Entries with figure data
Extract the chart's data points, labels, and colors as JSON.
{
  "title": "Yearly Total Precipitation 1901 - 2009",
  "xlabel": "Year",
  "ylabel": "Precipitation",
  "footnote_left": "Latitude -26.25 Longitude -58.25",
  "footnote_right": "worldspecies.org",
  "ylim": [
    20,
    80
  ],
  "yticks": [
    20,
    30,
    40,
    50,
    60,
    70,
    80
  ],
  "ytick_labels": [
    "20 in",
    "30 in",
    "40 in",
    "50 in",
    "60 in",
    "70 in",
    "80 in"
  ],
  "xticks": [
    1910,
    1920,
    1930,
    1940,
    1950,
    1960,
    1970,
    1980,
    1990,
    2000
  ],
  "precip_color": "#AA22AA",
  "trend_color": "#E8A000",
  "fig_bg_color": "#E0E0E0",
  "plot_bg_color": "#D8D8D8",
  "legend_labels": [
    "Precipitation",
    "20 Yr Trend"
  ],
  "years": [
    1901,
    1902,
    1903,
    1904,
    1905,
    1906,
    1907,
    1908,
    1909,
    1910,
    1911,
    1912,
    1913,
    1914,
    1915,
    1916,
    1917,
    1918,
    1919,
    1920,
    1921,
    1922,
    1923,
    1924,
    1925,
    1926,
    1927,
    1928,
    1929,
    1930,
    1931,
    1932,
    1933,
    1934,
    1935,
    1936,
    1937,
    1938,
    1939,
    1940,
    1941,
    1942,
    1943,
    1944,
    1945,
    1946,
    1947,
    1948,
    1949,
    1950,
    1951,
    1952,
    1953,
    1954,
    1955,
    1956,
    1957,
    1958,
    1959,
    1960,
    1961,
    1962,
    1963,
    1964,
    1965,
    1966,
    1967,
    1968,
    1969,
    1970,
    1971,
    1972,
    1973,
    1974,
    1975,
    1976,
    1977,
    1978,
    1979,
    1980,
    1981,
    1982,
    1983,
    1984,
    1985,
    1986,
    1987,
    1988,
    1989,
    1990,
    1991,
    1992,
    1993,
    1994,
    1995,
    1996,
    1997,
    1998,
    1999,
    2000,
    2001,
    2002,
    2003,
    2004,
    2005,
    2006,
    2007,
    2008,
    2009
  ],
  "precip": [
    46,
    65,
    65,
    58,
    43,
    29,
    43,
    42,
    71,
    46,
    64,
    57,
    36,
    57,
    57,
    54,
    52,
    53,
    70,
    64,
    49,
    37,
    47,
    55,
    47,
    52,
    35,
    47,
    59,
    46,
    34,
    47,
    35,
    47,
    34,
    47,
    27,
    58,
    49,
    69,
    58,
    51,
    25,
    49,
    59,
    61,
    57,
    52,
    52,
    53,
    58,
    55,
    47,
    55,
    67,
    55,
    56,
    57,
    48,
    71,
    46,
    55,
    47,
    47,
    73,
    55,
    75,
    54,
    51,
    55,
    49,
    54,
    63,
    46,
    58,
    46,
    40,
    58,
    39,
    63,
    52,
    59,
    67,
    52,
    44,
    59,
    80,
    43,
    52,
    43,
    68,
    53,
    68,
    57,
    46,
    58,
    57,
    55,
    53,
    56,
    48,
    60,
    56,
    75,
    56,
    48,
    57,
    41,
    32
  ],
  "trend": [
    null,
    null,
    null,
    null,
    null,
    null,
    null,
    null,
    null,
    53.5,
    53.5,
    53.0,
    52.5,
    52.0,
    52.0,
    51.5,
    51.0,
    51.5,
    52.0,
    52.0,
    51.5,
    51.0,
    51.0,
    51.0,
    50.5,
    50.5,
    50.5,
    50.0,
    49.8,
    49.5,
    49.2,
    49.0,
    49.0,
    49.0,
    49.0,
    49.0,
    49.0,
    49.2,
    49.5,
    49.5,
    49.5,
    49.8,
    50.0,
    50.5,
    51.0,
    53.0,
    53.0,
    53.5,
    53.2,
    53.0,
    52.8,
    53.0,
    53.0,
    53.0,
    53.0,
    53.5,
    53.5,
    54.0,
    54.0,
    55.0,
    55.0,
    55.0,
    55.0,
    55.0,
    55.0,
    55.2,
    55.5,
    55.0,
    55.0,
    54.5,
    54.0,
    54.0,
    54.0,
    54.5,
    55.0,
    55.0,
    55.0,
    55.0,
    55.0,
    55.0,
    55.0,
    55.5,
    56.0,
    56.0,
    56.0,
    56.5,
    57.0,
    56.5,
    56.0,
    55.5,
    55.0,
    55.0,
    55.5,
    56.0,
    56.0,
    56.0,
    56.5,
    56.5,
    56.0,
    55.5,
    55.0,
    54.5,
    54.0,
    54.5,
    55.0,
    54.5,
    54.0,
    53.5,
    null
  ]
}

Given instruction: Copy out the data shown above without altering anything.

Solution for this task:
Extract the chart's data points, labels, and colors as JSON.
{
  "title": "Yearly Total Precipitation 1901 - 2009",
  "xlabel": "Year",
  "ylabel": "Precipitation",
  "footnote_left": "Latitude -26.25 Longitude -58.25",
  "footnote_right": "worldspecies.org",
  "ylim": [
    20,
    80
  ],
  "yticks": [
    20,
    30,
    40,
    50,
    60,
    70,
    80
  ],
  "ytick_labels": [
    "20 in",
    "30 in",
    "40 in",
    "50 in",
    "60 in",
    "70 in",
    "80 in"
  ],
  "xticks": [
    1910,
    1920,
    1930,
    1940,
    1950,
    1960,
    1970,
    1980,
    1990,
    2000
  ],
  "precip_color": "#AA22AA",
  "trend_color": "#E8A000",
  "fig_bg_color": "#E0E0E0",
  "plot_bg_color": "#D8D8D8",
  "legend_labels": [
    "Precipitation",
    "20 Yr Trend"
  ],
  "years": [
    1901,
    1902,
    1903,
    1904,
    1905,
    1906,
    1907,
    1908,
    1909,
    1910,
    1911,
    1912,
    1913,
    1914,
    1915,
    1916,
    1917,
    1918,
    1919,
    1920,
    1921,
    1922,
    1923,
    1924,
    1925,
    1926,
    1927,
    1928,
    1929,
    1930,
    1931,
    1932,
    1933,
    1934,
    1935,
    1936,
    1937,
    1938,
    1939,
    1940,
    1941,
    1942,
    1943,
    1944,
    1945,
    1946,
    1947,
    1948,
    1949,
    1950,
    1951,
    1952,
    1953,
    1954,
    1955,
    1956,
    1957,
    1958,
    1959,
    1960,
    1961,
    1962,
    1963,
    1964,
    1965,
    1966,
    1967,
    1968,
    1969,
    1970,
    1971,
    1972,
    1973,
    1974,
    1975,
    1976,
    1977,
    1978,
    1979,
    1980,
    1981,
    1982,
    1983,
    1984,
    1985,
    1986,
    1987,
    1988,
    1989,
    1990,
    1991,
    1992,
    1993,
    1994,
    1995,
    1996,
    1997,
    1998,
    1999,
    2000,
    2001,
    2002,
    2003,
    2004,
    2005,
    2006,
    2007,
    2008,
    2009
  ],
  "precip": [
    46,
    65,
    65,
    58,
    43,
    29,
    43,
    42,
    71,
    46,
    64,
    57,
    36,
    57,
    57,
    54,
    52,
    53,
    70,
    64,
    49,
    37,
    47,
    55,
    47,
    52,
    35,
    47,
    59,
    46,
    34,
    47,
    35,
    47,
    34,
    47,
    27,
    58,
    49,
    69,
    58,
    51,
    25,
    49,
    59,
    61,
    57,
    52,
    52,
    53,
    58,
    55,
    47,
    55,
    67,
    55,
    56,
    57,
    48,
    71,
    46,
    55,
    47,
    47,
    73,
    55,
    75,
    54,
    51,
    55,
    49,
    54,
    63,
    46,
    58,
    46,
    40,
    58,
    39,
    63,
    52,
    59,
    67,
    52,
    44,
    59,
    80,
    43,
    52,
    43,
    68,
    53,
    68,
    57,
    46,
    58,
    57,
    55,
    53,
    56,
    48,
    60,
    56,
    75,
    56,
    48,
    57,
    41,
    32
  ],
  "trend": [
    null,
    null,
    null,
    null,
    null,
    null,
    null,
    null,
    null,
    53.5,
    53.5,
    53.0,
    52.5,
    52.0,
    52.0,
    51.5,
    51.0,
    51.5,
    52.0,
    52.0,
    51.5,
    51.0,
    51.0,
    51.0,
    50.5,
    50.5,
    50.5,
    50.0,
    49.8,
    49.5,
    49.2,
    49.0,
    49.0,
    49.0,
    49.0,
    49.0,
    49.0,
    49.2,
    49.5,
    49.5,
    49.5,
    49.8,
    50.0,
    50.5,
    51.0,
    53.0,
    53.0,
    53.5,
    53.2,
    53.0,
    52.8,
    53.0,
    53.0,
    53.0,
    53.0,
    53.5,
    53.5,
    54.0,
    54.0,
    55.0,
    55.0,
    55.0,
    55.0,
    55.0,
    55.0,
    55.2,
    55.5,
    55.0,
    55.0,
    54.5,
    54.0,
    54.0,
    54.0,
    54.5,
    55.0,
    55.0,
    55.0,
    55.0,
    55.0,
    55.0,
    55.0,
    55.5,
    56.0,
    56.0,
    56.0,
    56.5,
    57.0,
    56.5,
    56.0,
    55.5,
    55.0,
    55.0,
    55.5,
    56.0,
    56.0,
    56.0,
    56.5,
    56.5,
    56.0,
    55.5,
    55.0,
    54.5,
    54.0,
    54.5,
    55.0,
    54.5,
    54.0,
    53.5,
    null
  ]
}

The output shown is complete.